Find the string "name" in the data, then copy every line where it is found.

Dataset entries on figures:
# # # # #

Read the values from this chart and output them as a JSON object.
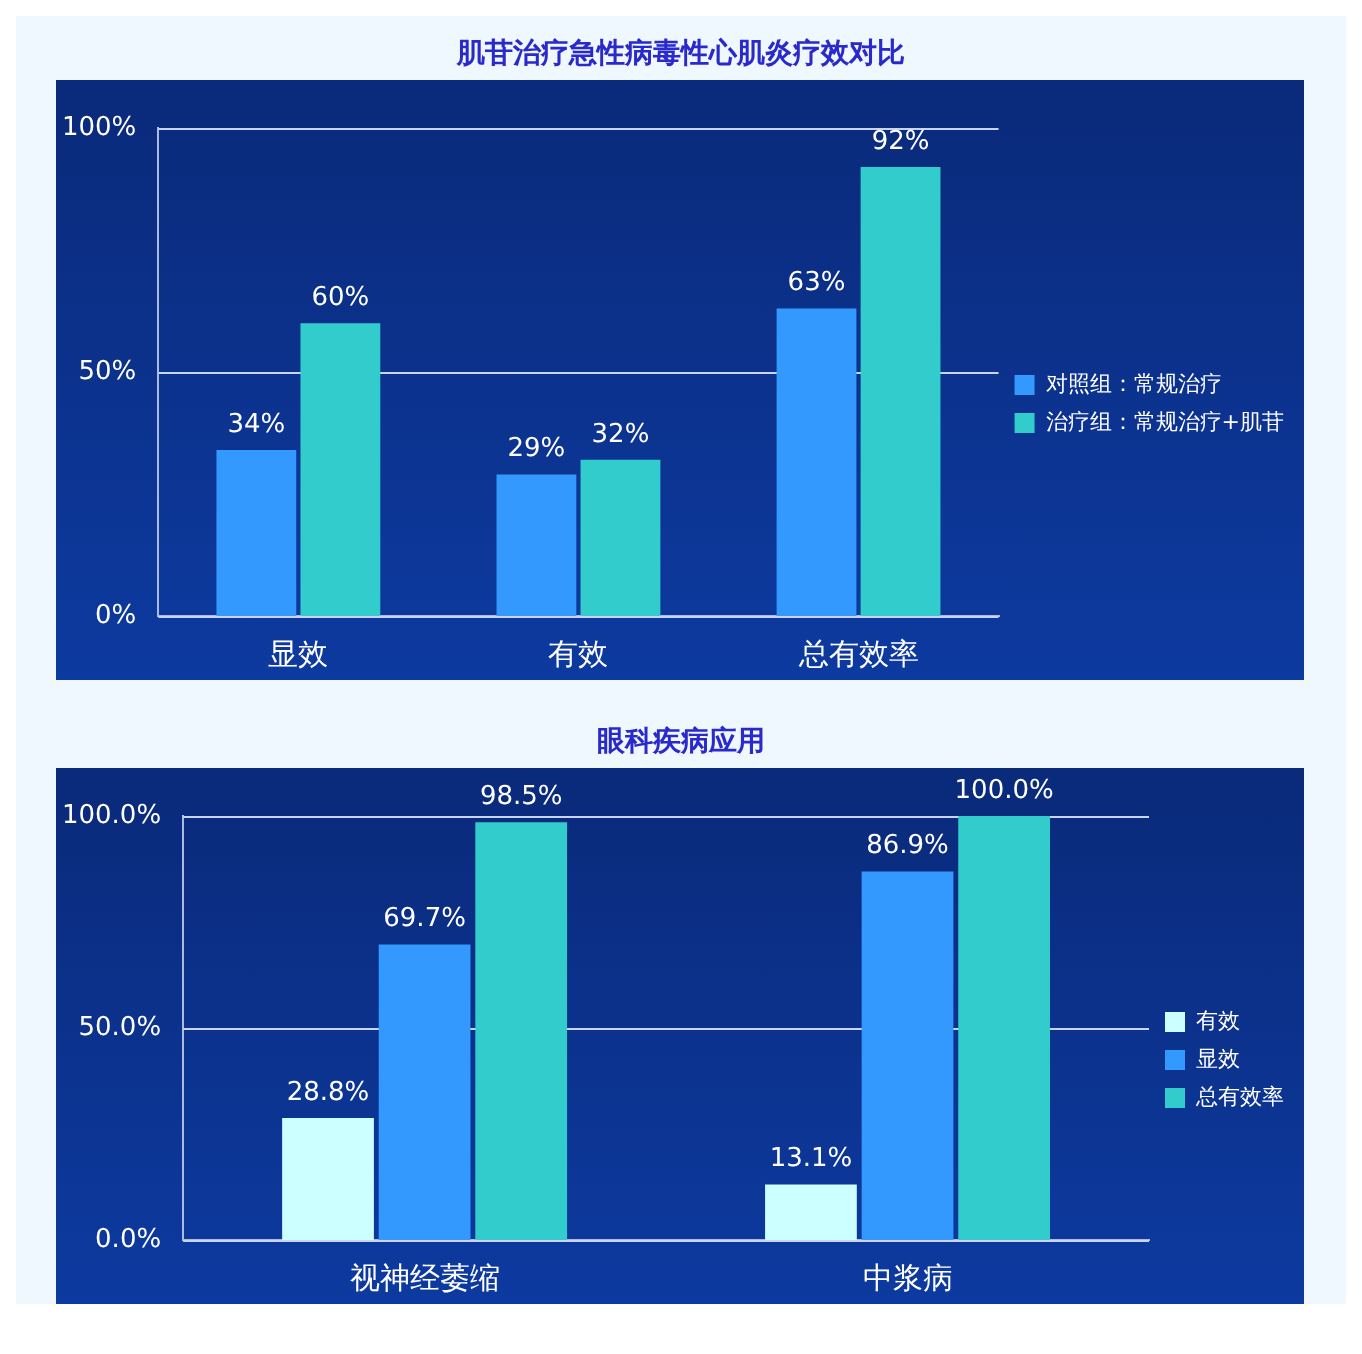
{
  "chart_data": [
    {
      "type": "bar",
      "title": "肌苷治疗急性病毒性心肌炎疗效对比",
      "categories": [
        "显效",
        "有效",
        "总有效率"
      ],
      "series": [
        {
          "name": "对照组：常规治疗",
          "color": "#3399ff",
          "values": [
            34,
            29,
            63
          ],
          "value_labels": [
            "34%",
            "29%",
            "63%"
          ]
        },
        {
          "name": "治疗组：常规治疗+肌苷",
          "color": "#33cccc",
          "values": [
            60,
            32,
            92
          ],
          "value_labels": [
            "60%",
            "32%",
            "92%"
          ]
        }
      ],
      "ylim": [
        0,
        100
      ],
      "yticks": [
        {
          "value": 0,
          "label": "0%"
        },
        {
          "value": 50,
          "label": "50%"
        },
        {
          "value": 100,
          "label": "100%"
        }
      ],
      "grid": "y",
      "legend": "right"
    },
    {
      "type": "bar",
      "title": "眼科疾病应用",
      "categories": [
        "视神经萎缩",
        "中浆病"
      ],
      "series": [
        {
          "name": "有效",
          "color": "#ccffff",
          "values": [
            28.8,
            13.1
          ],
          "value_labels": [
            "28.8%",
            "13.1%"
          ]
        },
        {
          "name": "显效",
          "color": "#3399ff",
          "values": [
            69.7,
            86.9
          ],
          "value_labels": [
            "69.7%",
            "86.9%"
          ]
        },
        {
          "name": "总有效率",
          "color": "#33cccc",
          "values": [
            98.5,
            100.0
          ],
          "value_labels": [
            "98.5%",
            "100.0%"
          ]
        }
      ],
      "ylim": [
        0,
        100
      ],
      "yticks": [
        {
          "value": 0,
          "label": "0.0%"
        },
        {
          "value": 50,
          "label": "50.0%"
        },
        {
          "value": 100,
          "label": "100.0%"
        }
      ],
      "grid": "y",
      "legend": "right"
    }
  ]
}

# # # # #

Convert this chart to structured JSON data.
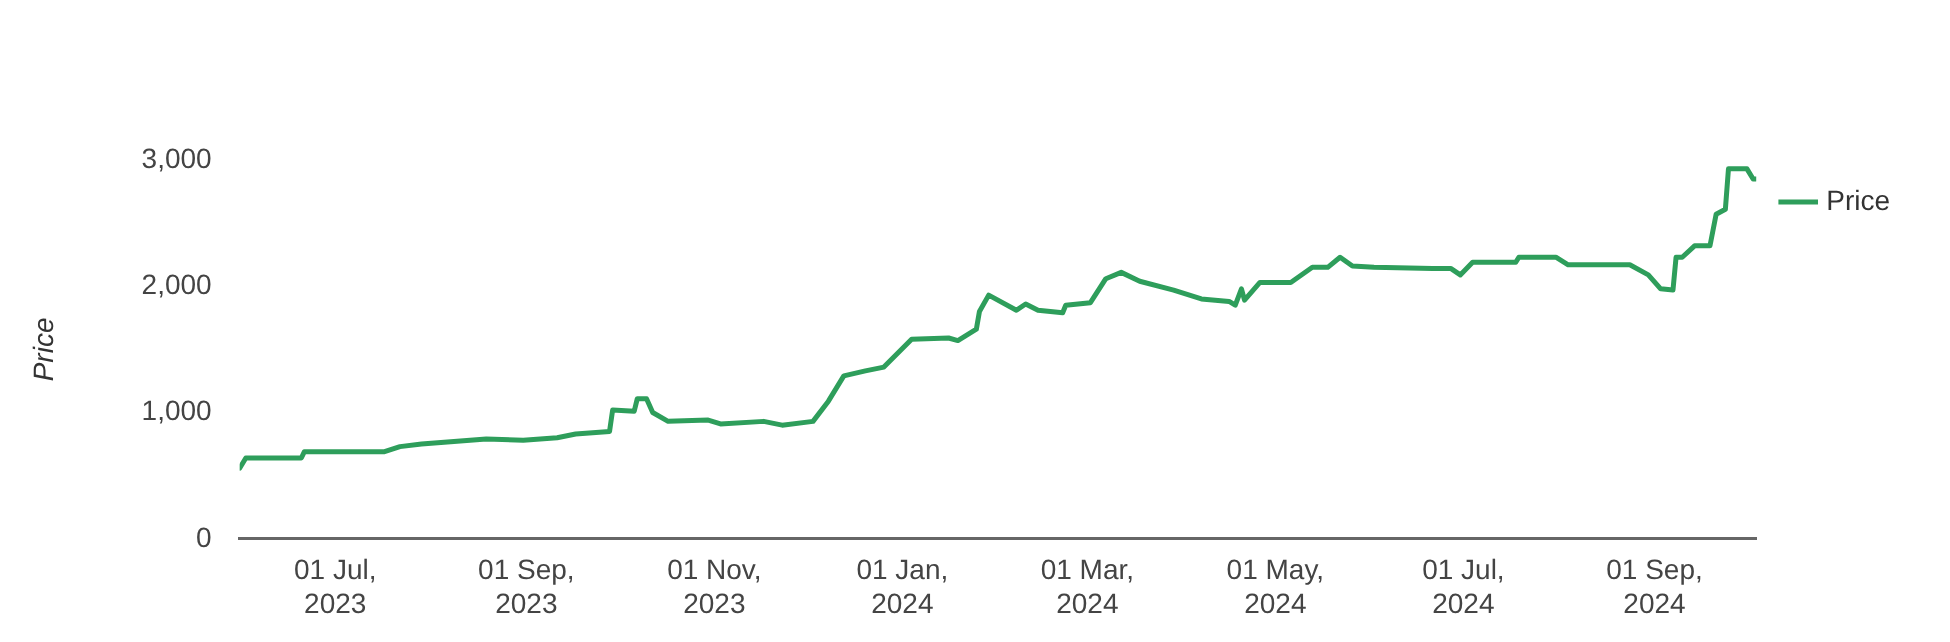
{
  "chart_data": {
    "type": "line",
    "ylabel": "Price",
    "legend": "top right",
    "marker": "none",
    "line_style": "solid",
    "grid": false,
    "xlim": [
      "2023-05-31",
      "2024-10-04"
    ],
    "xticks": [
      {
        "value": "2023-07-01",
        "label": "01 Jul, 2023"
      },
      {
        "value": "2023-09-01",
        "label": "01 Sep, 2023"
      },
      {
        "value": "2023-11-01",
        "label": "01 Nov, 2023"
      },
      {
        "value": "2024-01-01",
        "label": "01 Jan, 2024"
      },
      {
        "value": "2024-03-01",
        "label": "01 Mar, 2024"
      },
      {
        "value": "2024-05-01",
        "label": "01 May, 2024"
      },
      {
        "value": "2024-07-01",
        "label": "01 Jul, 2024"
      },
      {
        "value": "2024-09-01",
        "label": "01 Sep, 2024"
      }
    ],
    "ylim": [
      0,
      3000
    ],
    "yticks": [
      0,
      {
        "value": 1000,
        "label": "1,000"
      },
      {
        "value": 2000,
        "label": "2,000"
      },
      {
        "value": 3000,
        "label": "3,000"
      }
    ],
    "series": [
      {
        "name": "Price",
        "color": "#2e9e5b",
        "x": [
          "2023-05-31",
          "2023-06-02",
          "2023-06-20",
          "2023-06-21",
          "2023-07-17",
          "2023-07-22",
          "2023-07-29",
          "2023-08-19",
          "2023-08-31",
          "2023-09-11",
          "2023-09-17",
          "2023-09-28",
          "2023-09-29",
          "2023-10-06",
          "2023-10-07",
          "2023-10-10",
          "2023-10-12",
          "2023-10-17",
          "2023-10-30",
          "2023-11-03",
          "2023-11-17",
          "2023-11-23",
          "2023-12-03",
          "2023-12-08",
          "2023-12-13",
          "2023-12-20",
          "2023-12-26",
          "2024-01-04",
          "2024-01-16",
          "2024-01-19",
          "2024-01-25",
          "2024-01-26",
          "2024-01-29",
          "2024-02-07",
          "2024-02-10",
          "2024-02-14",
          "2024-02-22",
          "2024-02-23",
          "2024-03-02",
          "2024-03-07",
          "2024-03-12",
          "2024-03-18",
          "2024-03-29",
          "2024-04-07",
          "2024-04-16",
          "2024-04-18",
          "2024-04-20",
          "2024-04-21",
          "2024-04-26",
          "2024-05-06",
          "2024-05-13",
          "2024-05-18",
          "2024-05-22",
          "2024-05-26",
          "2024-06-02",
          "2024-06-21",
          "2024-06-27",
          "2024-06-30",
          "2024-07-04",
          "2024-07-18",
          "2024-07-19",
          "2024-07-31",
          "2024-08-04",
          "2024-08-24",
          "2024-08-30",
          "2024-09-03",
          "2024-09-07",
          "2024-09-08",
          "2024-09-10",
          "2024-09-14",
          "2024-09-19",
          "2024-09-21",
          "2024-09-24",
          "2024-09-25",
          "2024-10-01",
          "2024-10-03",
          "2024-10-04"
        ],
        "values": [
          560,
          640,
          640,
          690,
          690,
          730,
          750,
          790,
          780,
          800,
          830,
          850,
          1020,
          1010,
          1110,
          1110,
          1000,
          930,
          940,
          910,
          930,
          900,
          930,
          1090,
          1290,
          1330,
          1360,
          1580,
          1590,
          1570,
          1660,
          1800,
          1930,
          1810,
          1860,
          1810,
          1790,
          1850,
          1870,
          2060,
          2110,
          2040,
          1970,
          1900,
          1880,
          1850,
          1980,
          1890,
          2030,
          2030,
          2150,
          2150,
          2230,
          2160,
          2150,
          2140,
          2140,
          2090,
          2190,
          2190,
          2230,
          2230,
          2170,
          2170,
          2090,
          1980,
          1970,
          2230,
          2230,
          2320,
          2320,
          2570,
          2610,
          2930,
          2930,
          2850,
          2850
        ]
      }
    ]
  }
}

# # # # #

*Solution to this problem*
          "name": "对照组：常规治疗",
          "name": "治疗组：常规治疗+肌苷",
          "name": "有效",
          "name": "显效",
          "name": "总有效率",
        "name": "Price",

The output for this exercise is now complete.